=== CHALLENGE ===
Copy the line containing "Read all visible content and emit it as JSON.", then all lines after it up to and including the final line of the material, exactly and without additions.

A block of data

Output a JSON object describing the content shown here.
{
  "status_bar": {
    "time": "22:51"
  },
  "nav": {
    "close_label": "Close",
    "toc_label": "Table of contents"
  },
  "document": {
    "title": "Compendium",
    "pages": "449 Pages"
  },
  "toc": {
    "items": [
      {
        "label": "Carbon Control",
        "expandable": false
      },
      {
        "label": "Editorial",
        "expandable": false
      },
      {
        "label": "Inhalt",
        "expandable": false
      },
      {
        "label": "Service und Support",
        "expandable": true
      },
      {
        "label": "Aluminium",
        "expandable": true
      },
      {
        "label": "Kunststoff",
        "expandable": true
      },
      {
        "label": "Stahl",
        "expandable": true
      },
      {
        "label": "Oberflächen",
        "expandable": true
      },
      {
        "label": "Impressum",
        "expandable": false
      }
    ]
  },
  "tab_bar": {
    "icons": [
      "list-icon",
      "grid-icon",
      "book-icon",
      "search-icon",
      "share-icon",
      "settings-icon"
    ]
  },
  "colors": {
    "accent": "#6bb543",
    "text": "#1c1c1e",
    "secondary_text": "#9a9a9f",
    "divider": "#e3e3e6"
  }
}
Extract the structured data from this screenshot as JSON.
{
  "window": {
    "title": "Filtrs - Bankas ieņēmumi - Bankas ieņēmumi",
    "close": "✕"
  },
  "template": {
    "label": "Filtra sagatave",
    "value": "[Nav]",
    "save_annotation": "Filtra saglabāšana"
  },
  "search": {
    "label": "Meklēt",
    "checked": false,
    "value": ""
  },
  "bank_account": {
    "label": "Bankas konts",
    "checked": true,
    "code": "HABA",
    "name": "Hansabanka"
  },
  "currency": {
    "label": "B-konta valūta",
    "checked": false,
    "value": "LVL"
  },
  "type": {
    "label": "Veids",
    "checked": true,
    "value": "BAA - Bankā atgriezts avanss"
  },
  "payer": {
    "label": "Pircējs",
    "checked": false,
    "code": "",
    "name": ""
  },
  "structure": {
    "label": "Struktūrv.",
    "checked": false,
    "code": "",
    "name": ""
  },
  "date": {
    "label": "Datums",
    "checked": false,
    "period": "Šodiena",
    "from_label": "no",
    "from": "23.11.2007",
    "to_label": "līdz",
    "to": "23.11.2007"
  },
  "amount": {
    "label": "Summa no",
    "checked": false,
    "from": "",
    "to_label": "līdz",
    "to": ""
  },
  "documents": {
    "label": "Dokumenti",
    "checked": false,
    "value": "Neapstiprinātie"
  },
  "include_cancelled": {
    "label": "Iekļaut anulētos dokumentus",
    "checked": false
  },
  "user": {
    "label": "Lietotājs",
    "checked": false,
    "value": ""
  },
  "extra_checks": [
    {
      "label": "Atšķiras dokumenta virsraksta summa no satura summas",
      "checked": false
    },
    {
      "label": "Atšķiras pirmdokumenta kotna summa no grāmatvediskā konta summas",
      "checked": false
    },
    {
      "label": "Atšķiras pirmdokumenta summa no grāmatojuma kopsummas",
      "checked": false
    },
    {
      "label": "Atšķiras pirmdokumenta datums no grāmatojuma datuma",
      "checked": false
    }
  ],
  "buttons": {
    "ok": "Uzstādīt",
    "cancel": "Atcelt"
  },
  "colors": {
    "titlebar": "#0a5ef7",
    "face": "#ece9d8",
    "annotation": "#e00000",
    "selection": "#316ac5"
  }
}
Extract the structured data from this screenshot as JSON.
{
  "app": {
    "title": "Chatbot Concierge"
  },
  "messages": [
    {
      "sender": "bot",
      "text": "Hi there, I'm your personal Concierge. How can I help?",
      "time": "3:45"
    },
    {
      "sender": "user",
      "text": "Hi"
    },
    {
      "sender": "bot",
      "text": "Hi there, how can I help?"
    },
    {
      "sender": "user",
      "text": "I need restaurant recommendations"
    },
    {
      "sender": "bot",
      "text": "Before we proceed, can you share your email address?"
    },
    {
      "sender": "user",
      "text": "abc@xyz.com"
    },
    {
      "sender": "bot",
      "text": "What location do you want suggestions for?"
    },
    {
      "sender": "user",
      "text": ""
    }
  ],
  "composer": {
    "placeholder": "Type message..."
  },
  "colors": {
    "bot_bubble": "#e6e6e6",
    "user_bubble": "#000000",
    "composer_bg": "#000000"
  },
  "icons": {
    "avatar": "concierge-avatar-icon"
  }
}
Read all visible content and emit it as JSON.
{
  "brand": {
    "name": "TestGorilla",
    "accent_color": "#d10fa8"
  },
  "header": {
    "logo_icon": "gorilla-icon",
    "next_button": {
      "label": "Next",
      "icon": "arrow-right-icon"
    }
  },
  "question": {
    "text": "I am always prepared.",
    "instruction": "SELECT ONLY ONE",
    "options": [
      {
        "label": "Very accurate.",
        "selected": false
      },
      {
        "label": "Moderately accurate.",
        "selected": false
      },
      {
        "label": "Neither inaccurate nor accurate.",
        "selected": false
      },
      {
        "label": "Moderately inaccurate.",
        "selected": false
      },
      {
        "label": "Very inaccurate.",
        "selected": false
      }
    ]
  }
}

=== EXERCISE SOLUTION ===
Read all visible content and emit it as JSON.
{
  "brand": {
    "name": "TestGorilla",
    "accent_color": "#d10fa8"
  },
  "header": {
    "logo_icon": "gorilla-icon",
    "next_button": {
      "label": "Next",
      "icon": "arrow-right-icon"
    }
  },
  "question": {
    "text": "I am always prepared.",
    "instruction": "SELECT ONLY ONE",
    "options": [
      {
        "label": "Very accurate.",
        "selected": false
      },
      {
        "label": "Moderately accurate.",
        "selected": false
      },
      {
        "label": "Neither inaccurate nor accurate.",
        "selected": false
      },
      {
        "label": "Moderately inaccurate.",
        "selected": false
      },
      {
        "label": "Very inaccurate.",
        "selected": false
      }
    ]
  }
}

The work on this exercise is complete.